▶ _Directions for this task_: Print out the entries below with no edits.

▶ _Data provided_:
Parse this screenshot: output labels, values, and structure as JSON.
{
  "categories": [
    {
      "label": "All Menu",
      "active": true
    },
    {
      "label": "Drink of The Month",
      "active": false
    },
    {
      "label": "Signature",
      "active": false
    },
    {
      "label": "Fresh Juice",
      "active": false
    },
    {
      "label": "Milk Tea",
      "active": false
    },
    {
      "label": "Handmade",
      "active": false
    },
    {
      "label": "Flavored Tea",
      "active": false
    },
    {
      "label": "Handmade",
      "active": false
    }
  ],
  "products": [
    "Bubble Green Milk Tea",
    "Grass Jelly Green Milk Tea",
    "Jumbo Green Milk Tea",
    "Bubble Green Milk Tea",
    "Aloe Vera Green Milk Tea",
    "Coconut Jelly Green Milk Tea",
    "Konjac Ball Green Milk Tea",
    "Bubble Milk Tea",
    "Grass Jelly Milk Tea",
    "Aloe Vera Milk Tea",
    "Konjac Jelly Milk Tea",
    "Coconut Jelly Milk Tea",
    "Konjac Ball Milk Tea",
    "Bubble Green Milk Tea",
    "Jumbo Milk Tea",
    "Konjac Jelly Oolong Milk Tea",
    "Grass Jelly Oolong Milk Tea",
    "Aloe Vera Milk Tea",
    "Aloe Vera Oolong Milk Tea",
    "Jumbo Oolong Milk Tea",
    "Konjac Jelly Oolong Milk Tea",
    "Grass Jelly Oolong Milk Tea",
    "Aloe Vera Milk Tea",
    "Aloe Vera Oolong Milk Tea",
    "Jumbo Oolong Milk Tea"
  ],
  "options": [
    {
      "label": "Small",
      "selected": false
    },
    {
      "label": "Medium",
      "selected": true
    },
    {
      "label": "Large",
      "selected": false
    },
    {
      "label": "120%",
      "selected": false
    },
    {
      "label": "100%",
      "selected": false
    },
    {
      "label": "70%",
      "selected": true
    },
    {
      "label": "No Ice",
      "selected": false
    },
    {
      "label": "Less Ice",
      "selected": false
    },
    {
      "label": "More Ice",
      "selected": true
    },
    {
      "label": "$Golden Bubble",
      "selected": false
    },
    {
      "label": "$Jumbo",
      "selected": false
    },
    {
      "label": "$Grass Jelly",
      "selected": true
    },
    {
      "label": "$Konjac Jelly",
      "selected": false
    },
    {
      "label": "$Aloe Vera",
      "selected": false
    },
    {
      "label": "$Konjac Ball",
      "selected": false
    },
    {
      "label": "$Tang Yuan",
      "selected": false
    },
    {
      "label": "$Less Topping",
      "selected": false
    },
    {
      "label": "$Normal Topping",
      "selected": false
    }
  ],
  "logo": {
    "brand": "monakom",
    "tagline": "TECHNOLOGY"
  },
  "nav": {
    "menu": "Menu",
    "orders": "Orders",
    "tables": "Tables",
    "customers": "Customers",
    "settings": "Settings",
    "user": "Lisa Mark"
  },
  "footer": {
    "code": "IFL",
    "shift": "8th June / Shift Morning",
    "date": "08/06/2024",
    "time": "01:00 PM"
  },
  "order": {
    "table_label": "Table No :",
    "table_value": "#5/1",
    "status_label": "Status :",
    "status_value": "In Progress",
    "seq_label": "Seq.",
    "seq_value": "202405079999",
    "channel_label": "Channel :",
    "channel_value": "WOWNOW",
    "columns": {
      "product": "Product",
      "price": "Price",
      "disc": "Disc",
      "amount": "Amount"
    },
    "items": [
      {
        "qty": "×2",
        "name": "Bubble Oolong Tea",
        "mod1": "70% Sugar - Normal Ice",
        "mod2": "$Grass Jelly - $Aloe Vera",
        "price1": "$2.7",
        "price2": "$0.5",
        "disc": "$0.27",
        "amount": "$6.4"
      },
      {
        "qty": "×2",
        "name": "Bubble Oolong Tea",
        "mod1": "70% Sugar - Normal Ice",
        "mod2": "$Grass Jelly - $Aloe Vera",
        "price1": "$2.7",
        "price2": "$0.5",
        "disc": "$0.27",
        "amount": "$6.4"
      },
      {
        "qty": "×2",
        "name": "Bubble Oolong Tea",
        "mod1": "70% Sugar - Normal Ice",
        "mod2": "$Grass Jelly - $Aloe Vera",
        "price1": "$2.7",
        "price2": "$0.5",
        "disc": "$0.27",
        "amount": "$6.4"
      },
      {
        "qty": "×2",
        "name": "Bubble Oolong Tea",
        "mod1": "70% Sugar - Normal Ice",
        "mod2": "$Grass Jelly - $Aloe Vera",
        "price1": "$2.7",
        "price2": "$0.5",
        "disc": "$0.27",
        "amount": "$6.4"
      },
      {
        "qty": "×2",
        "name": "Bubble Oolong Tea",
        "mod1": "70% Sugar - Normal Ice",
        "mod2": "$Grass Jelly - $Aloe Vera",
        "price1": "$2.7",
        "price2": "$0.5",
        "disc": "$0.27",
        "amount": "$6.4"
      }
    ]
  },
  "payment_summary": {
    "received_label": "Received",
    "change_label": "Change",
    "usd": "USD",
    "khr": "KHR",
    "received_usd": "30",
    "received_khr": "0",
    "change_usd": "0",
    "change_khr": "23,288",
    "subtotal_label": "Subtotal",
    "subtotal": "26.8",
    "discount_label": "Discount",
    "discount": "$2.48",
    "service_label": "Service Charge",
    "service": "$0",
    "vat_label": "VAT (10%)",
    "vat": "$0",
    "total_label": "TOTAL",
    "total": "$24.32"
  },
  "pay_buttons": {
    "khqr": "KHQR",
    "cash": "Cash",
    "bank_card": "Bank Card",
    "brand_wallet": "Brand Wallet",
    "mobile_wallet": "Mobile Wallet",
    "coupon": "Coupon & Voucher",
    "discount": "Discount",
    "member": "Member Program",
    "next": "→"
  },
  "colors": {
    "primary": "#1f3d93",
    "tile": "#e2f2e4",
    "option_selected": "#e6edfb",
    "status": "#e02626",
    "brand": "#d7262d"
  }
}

▶ _Full output_:
Parse this screenshot: output labels, values, and structure as JSON.
{
  "categories": [
    {
      "label": "All Menu",
      "active": true
    },
    {
      "label": "Drink of The Month",
      "active": false
    },
    {
      "label": "Signature",
      "active": false
    },
    {
      "label": "Fresh Juice",
      "active": false
    },
    {
      "label": "Milk Tea",
      "active": false
    },
    {
      "label": "Handmade",
      "active": false
    },
    {
      "label": "Flavored Tea",
      "active": false
    },
    {
      "label": "Handmade",
      "active": false
    }
  ],
  "products": [
    "Bubble Green Milk Tea",
    "Grass Jelly Green Milk Tea",
    "Jumbo Green Milk Tea",
    "Bubble Green Milk Tea",
    "Aloe Vera Green Milk Tea",
    "Coconut Jelly Green Milk Tea",
    "Konjac Ball Green Milk Tea",
    "Bubble Milk Tea",
    "Grass Jelly Milk Tea",
    "Aloe Vera Milk Tea",
    "Konjac Jelly Milk Tea",
    "Coconut Jelly Milk Tea",
    "Konjac Ball Milk Tea",
    "Bubble Green Milk Tea",
    "Jumbo Milk Tea",
    "Konjac Jelly Oolong Milk Tea",
    "Grass Jelly Oolong Milk Tea",
    "Aloe Vera Milk Tea",
    "Aloe Vera Oolong Milk Tea",
    "Jumbo Oolong Milk Tea",
    "Konjac Jelly Oolong Milk Tea",
    "Grass Jelly Oolong Milk Tea",
    "Aloe Vera Milk Tea",
    "Aloe Vera Oolong Milk Tea",
    "Jumbo Oolong Milk Tea"
  ],
  "options": [
    {
      "label": "Small",
      "selected": false
    },
    {
      "label": "Medium",
      "selected": true
    },
    {
      "label": "Large",
      "selected": false
    },
    {
      "label": "120%",
      "selected": false
    },
    {
      "label": "100%",
      "selected": false
    },
    {
      "label": "70%",
      "selected": true
    },
    {
      "label": "No Ice",
      "selected": false
    },
    {
      "label": "Less Ice",
      "selected": false
    },
    {
      "label": "More Ice",
      "selected": true
    },
    {
      "label": "$Golden Bubble",
      "selected": false
    },
    {
      "label": "$Jumbo",
      "selected": false
    },
    {
      "label": "$Grass Jelly",
      "selected": true
    },
    {
      "label": "$Konjac Jelly",
      "selected": false
    },
    {
      "label": "$Aloe Vera",
      "selected": false
    },
    {
      "label": "$Konjac Ball",
      "selected": false
    },
    {
      "label": "$Tang Yuan",
      "selected": false
    },
    {
      "label": "$Less Topping",
      "selected": false
    },
    {
      "label": "$Normal Topping",
      "selected": false
    }
  ],
  "logo": {
    "brand": "monakom",
    "tagline": "TECHNOLOGY"
  },
  "nav": {
    "menu": "Menu",
    "orders": "Orders",
    "tables": "Tables",
    "customers": "Customers",
    "settings": "Settings",
    "user": "Lisa Mark"
  },
  "footer": {
    "code": "IFL",
    "shift": "8th June / Shift Morning",
    "date": "08/06/2024",
    "time": "01:00 PM"
  },
  "order": {
    "table_label": "Table No :",
    "table_value": "#5/1",
    "status_label": "Status :",
    "status_value": "In Progress",
    "seq_label": "Seq.",
    "seq_value": "202405079999",
    "channel_label": "Channel :",
    "channel_value": "WOWNOW",
    "columns": {
      "product": "Product",
      "price": "Price",
      "disc": "Disc",
      "amount": "Amount"
    },
    "items": [
      {
        "qty": "×2",
        "name": "Bubble Oolong Tea",
        "mod1": "70% Sugar - Normal Ice",
        "mod2": "$Grass Jelly - $Aloe Vera",
        "price1": "$2.7",
        "price2": "$0.5",
        "disc": "$0.27",
        "amount": "$6.4"
      },
      {
        "qty": "×2",
        "name": "Bubble Oolong Tea",
        "mod1": "70% Sugar - Normal Ice",
        "mod2": "$Grass Jelly - $Aloe Vera",
        "price1": "$2.7",
        "price2": "$0.5",
        "disc": "$0.27",
        "amount": "$6.4"
      },
      {
        "qty": "×2",
        "name": "Bubble Oolong Tea",
        "mod1": "70% Sugar - Normal Ice",
        "mod2": "$Grass Jelly - $Aloe Vera",
        "price1": "$2.7",
        "price2": "$0.5",
        "disc": "$0.27",
        "amount": "$6.4"
      },
      {
        "qty": "×2",
        "name": "Bubble Oolong Tea",
        "mod1": "70% Sugar - Normal Ice",
        "mod2": "$Grass Jelly - $Aloe Vera",
        "price1": "$2.7",
        "price2": "$0.5",
        "disc": "$0.27",
        "amount": "$6.4"
      },
      {
        "qty": "×2",
        "name": "Bubble Oolong Tea",
        "mod1": "70% Sugar - Normal Ice",
        "mod2": "$Grass Jelly - $Aloe Vera",
        "price1": "$2.7",
        "price2": "$0.5",
        "disc": "$0.27",
        "amount": "$6.4"
      }
    ]
  },
  "payment_summary": {
    "received_label": "Received",
    "change_label": "Change",
    "usd": "USD",
    "khr": "KHR",
    "received_usd": "30",
    "received_khr": "0",
    "change_usd": "0",
    "change_khr": "23,288",
    "subtotal_label": "Subtotal",
    "subtotal": "26.8",
    "discount_label": "Discount",
    "discount": "$2.48",
    "service_label": "Service Charge",
    "service": "$0",
    "vat_label": "VAT (10%)",
    "vat": "$0",
    "total_label": "TOTAL",
    "total": "$24.32"
  },
  "pay_buttons": {
    "khqr": "KHQR",
    "cash": "Cash",
    "bank_card": "Bank Card",
    "brand_wallet": "Brand Wallet",
    "mobile_wallet": "Mobile Wallet",
    "coupon": "Coupon & Voucher",
    "discount": "Discount",
    "member": "Member Program",
    "next": "→"
  },
  "colors": {
    "primary": "#1f3d93",
    "tile": "#e2f2e4",
    "option_selected": "#e6edfb",
    "status": "#e02626",
    "brand": "#d7262d"
  }
}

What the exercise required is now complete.